Print out each record below, unaltered and complete, without its images.

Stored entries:
--- Start ---

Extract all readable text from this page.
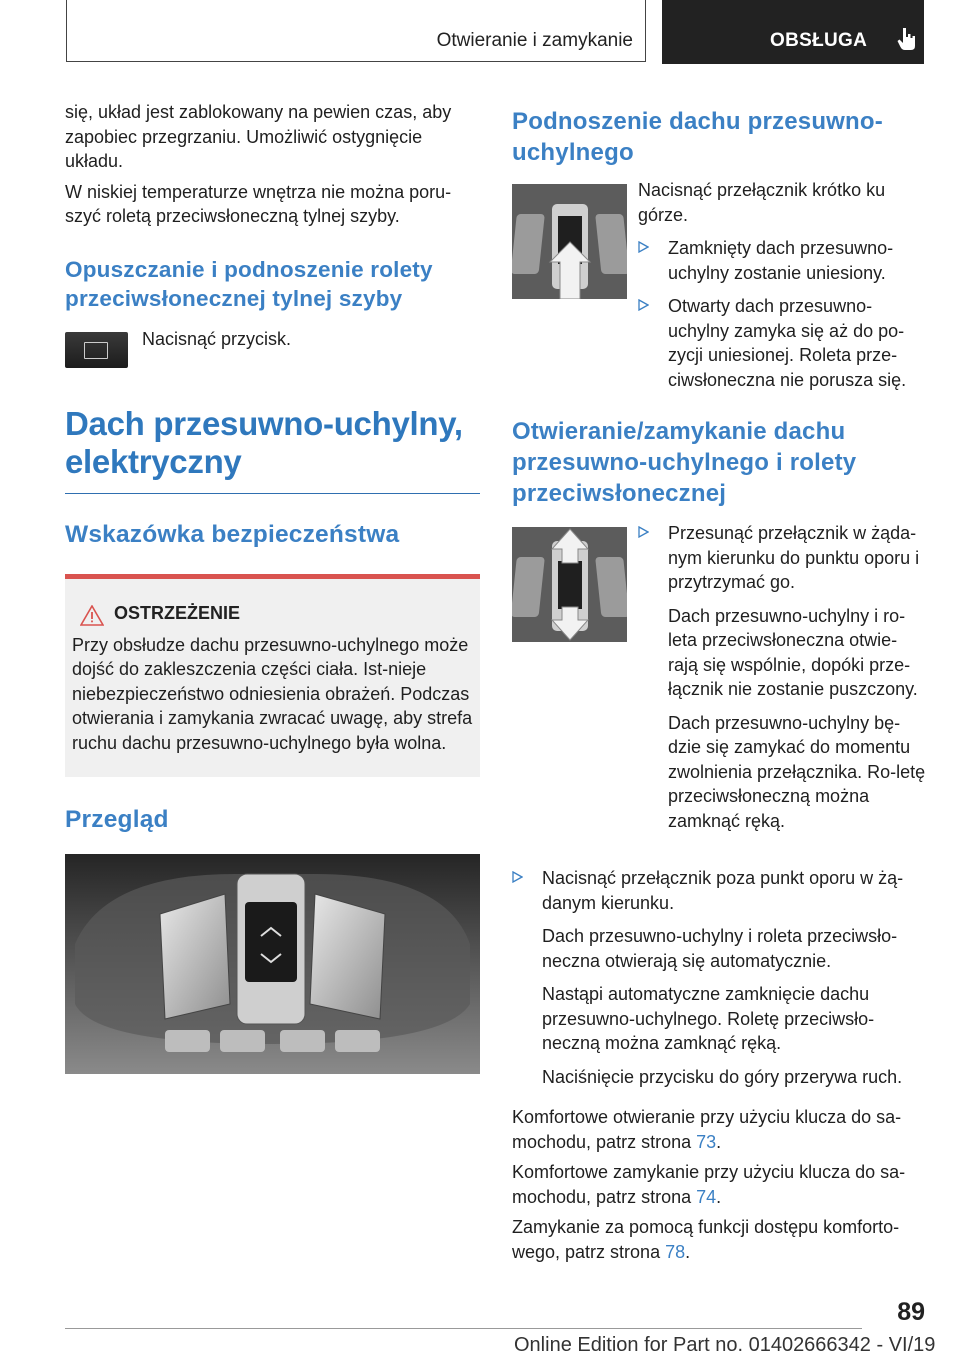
Otwieranie i zamykanie	OBSŁUGA

się, układ jest zablokowany na pewien czas, aby zapobiec przegrzaniu. Umożliwić ostygnięcie układu.

W niskiej temperaturze wnętrza nie można poru‐szyć roletą przeciwsłoneczną tylnej szyby.

Opuszczanie i podnoszenie rolety przeciwsłonecznej tylnej szyby

Nacisnąć przycisk.

Dach przesuwno-uchylny, elektryczny
Wskazówka bezpieczeństwa
OSTRZEŻENIE

Przy obsłudze dachu przesuwno-uchylnego może dojść do zakleszczenia części ciała. Ist‐nieje niebezpieczeństwo odniesienia obrażeń. Podczas otwierania i zamykania zwracać uwagę, aby strefa ruchu dachu przesuwno-uchylnego była wolna.

Przegląd
Podnoszenie dachu przesuwno-uchylnego

Nacisnąć przełącznik krótko ku górze.

Zamknięty dach przesuwno-uchylny zostanie uniesiony.

Otwarty dach przesuwno-uchylny zamyka się aż do po‐zycji uniesionej. Roleta prze‐ciwsłoneczna nie porusza się.

Otwieranie/zamykanie dachu przesuwno-uchylnego i rolety przeciwsłonecznej

Przesunąć przełącznik w żąda‐nym kierunku do punktu oporu i przytrzymać go.

Dach przesuwno-uchylny i ro‐leta przeciwsłoneczna otwie‐rają się wspólnie, dopóki prze‐łącznik nie zostanie puszczony.

Dach przesuwno-uchylny bę‐dzie się zamykać do momentu zwolnienia przełącznika. Ro‐letę przeciwsłoneczną można zamknąć ręką.

Nacisnąć przełącznik poza punkt oporu w żą‐danym kierunku.

Dach przesuwno-uchylny i roleta przeciwsło‐neczna otwierają się automatycznie.

Nastąpi automatyczne zamknięcie dachu przesuwno-uchylnego. Roletę przeciwsło‐neczną można zamknąć ręką.

Naciśnięcie przycisku do góry przerywa ruch.

Komfortowe otwieranie przy użyciu klucza do sa‐mochodu, patrz strona 73.

Komfortowe zamykanie przy użyciu klucza do sa‐mochodu, patrz strona 74.

Zamykanie za pomocą funkcji dostępu komforto‐wego, patrz strona 78.

89
Online Edition for Part no. 01402666342 - VI/19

--- End ---

> _TASK ANSWER_
Extract all readable text from this page.
Otwieranie i zamykanie	OBSŁUGA

się, układ jest zablokowany na pewien czas, aby zapobiec przegrzaniu. Umożliwić ostygnięcie układu.

W niskiej temperaturze wnętrza nie można poru‐szyć roletą przeciwsłoneczną tylnej szyby.

Opuszczanie i podnoszenie rolety przeciwsłonecznej tylnej szyby

Nacisnąć przycisk.

Dach przesuwno-uchylny, elektryczny
Wskazówka bezpieczeństwa
OSTRZEŻENIE

Przy obsłudze dachu przesuwno-uchylnego może dojść do zakleszczenia części ciała. Ist‐nieje niebezpieczeństwo odniesienia obrażeń. Podczas otwierania i zamykania zwracać uwagę, aby strefa ruchu dachu przesuwno-uchylnego była wolna.

Przegląd
Podnoszenie dachu przesuwno-uchylnego

Nacisnąć przełącznik krótko ku górze.

Zamknięty dach przesuwno-uchylny zostanie uniesiony.

Otwarty dach przesuwno-uchylny zamyka się aż do po‐zycji uniesionej. Roleta prze‐ciwsłoneczna nie porusza się.

Otwieranie/zamykanie dachu przesuwno-uchylnego i rolety przeciwsłonecznej

Przesunąć przełącznik w żąda‐nym kierunku do punktu oporu i przytrzymać go.

Dach przesuwno-uchylny i ro‐leta przeciwsłoneczna otwie‐rają się wspólnie, dopóki prze‐łącznik nie zostanie puszczony.

Dach przesuwno-uchylny bę‐dzie się zamykać do momentu zwolnienia przełącznika. Ro‐letę przeciwsłoneczną można zamknąć ręką.

Nacisnąć przełącznik poza punkt oporu w żą‐danym kierunku.

Dach przesuwno-uchylny i roleta przeciwsło‐neczna otwierają się automatycznie.

Nastąpi automatyczne zamknięcie dachu przesuwno-uchylnego. Roletę przeciwsło‐neczną można zamknąć ręką.

Naciśnięcie przycisku do góry przerywa ruch.

Komfortowe otwieranie przy użyciu klucza do sa‐mochodu, patrz strona 73.

Komfortowe zamykanie przy użyciu klucza do sa‐mochodu, patrz strona 74.

Zamykanie za pomocą funkcji dostępu komforto‐wego, patrz strona 78.

89
Online Edition for Part no. 01402666342 - VI/19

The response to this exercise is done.